Aim> List each line of the data that holds the string "Fullcorpus".

Extracted data>
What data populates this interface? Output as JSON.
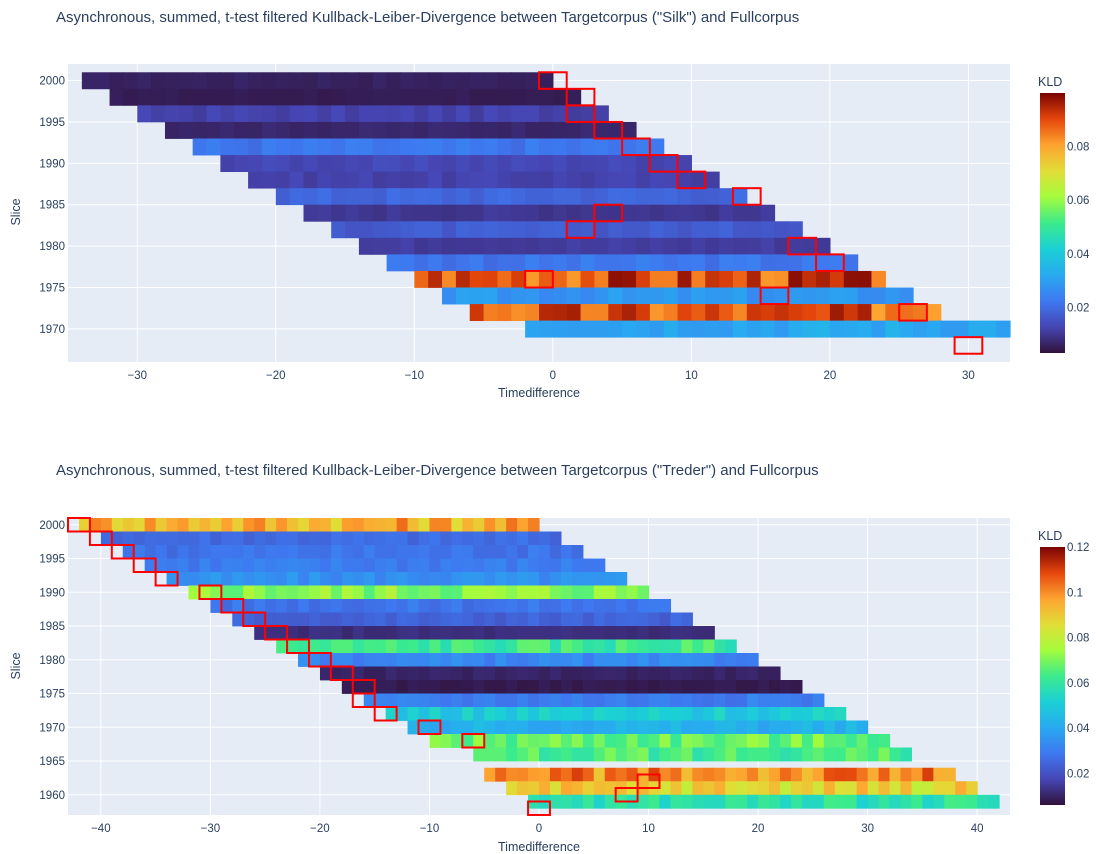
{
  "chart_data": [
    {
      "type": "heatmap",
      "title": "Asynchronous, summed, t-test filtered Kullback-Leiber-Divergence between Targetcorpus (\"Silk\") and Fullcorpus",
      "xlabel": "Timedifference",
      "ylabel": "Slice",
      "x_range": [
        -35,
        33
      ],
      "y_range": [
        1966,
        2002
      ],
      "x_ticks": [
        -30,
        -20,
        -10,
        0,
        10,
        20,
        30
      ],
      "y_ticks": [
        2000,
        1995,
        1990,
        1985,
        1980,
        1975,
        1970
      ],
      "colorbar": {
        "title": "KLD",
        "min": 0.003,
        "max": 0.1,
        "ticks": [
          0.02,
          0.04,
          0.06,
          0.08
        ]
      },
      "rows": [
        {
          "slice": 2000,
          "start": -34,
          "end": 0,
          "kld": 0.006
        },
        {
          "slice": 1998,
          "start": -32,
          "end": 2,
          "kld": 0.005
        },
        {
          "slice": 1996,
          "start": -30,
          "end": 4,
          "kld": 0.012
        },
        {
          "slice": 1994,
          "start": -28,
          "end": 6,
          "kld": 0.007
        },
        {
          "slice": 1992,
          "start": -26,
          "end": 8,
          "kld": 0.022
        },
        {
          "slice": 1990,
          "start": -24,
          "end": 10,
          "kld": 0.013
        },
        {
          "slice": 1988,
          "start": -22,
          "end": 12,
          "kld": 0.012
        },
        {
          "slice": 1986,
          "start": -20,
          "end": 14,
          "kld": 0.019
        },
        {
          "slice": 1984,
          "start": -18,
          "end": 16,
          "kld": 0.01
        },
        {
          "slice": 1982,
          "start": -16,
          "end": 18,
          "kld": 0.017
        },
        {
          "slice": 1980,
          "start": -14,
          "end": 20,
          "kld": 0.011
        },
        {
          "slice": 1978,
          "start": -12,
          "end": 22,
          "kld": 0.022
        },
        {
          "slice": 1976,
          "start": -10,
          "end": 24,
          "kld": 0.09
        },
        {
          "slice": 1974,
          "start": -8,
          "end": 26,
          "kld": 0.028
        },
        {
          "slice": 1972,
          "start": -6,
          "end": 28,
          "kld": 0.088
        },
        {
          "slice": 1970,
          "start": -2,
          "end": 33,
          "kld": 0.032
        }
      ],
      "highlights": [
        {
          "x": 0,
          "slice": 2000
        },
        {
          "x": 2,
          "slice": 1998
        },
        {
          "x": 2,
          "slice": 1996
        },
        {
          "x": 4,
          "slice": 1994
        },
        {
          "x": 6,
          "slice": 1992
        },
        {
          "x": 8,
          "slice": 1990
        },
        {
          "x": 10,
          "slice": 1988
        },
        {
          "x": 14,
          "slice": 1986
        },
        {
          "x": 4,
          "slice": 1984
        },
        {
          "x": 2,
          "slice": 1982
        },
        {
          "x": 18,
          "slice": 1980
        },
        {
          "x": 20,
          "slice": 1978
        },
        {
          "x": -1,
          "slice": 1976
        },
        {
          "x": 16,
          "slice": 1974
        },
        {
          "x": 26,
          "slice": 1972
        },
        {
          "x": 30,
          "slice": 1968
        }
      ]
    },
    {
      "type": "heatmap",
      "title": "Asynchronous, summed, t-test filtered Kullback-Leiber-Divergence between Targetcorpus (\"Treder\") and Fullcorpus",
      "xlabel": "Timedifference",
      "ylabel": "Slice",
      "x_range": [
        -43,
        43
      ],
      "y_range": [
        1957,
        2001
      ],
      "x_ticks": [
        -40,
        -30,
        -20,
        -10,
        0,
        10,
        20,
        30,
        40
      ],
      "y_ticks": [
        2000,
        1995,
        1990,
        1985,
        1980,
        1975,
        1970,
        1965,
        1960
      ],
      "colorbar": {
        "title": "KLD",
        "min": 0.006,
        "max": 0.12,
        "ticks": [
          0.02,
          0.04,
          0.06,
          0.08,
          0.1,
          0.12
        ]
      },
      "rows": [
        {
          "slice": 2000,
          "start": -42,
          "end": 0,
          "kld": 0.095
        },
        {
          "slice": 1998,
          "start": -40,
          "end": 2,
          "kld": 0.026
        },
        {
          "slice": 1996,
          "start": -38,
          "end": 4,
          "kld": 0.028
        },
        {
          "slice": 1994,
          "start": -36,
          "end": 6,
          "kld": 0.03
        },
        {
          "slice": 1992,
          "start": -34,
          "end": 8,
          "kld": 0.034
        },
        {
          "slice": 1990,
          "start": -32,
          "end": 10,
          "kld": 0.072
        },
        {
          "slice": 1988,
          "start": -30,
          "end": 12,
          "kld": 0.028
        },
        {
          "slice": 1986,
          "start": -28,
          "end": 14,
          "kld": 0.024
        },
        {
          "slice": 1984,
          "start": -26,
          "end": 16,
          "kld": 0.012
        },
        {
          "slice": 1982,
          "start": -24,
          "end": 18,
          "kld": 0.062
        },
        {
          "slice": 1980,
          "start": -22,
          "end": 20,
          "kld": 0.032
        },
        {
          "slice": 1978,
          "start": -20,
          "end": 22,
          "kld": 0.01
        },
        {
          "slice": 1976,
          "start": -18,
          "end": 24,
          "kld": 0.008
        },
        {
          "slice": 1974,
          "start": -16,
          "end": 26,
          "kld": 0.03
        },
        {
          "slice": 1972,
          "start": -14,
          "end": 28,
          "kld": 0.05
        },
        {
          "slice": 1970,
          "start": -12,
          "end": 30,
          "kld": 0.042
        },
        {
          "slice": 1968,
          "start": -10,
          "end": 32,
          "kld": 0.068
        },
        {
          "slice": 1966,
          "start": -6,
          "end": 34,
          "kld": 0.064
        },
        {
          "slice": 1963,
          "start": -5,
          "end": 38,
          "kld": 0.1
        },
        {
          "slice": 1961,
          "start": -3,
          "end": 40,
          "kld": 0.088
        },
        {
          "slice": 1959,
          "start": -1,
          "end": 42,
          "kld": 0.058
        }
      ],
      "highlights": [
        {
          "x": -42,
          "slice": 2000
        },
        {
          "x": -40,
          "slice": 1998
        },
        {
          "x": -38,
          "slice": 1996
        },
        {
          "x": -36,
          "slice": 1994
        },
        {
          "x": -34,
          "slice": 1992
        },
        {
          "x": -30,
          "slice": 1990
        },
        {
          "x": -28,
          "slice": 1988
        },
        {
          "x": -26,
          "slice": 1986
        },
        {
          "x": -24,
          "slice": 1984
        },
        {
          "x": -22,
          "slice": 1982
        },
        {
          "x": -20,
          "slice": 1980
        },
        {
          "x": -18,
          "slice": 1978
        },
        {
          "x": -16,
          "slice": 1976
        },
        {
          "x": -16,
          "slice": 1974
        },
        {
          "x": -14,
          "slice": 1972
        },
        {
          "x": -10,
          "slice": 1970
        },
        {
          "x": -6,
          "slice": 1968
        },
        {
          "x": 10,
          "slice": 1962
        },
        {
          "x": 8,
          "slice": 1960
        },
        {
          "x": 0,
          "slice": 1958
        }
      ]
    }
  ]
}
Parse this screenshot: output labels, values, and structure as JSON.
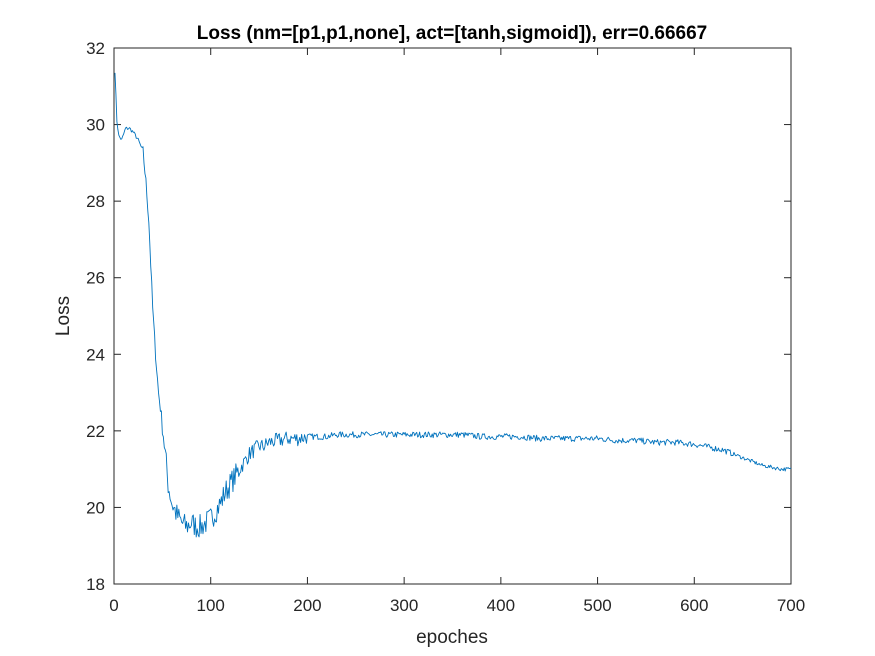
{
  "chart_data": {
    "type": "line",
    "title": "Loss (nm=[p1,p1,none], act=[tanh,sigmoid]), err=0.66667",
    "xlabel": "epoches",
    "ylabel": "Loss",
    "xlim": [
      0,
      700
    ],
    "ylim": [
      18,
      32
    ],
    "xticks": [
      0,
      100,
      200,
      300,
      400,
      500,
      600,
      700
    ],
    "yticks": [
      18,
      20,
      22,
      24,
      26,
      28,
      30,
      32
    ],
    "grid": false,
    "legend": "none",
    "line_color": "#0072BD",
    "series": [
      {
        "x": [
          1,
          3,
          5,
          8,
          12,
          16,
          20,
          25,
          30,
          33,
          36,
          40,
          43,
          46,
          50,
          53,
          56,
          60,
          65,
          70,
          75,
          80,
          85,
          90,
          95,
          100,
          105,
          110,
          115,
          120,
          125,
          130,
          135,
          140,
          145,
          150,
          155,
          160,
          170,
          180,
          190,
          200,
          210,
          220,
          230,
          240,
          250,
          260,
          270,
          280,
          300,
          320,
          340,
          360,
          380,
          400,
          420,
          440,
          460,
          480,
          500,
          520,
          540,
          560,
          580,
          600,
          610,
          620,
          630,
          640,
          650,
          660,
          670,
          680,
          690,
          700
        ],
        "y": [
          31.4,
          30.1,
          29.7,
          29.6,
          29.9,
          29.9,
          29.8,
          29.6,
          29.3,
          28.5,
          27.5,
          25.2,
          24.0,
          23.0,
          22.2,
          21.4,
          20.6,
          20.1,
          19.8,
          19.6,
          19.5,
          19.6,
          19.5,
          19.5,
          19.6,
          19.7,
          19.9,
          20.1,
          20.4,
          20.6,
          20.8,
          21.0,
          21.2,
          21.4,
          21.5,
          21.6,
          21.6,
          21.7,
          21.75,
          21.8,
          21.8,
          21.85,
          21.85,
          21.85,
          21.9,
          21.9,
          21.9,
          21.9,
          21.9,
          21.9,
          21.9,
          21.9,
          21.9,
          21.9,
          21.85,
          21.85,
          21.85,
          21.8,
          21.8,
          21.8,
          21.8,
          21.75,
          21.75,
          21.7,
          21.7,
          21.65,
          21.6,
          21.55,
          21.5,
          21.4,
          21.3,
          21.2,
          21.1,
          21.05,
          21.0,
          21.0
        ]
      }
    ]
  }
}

Reply>
      "title": "Asynchronous, summed, t-test filtered Kullback-Leiber-Divergence between Targetcorpus (\"Silk\") and Fullcorpus",
      "title": "Asynchronous, summed, t-test filtered Kullback-Leiber-Divergence between Targetcorpus (\"Treder\") and Fullcorpus",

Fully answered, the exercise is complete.